Extracted data:
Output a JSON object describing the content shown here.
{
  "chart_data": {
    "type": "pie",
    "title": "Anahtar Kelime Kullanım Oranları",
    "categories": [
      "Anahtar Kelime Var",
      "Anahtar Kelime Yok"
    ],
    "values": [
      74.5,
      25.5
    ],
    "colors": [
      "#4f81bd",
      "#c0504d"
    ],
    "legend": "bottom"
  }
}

Exercise objective:
Every line of the material must be returned exactly as it appears.

Task solution:
Output a JSON object describing the content shown here.
{
  "chart_data": {
    "type": "pie",
    "title": "Anahtar Kelime Kullanım Oranları",
    "categories": [
      "Anahtar Kelime Var",
      "Anahtar Kelime Yok"
    ],
    "values": [
      74.5,
      25.5
    ],
    "colors": [
      "#4f81bd",
      "#c0504d"
    ],
    "legend": "bottom"
  }
}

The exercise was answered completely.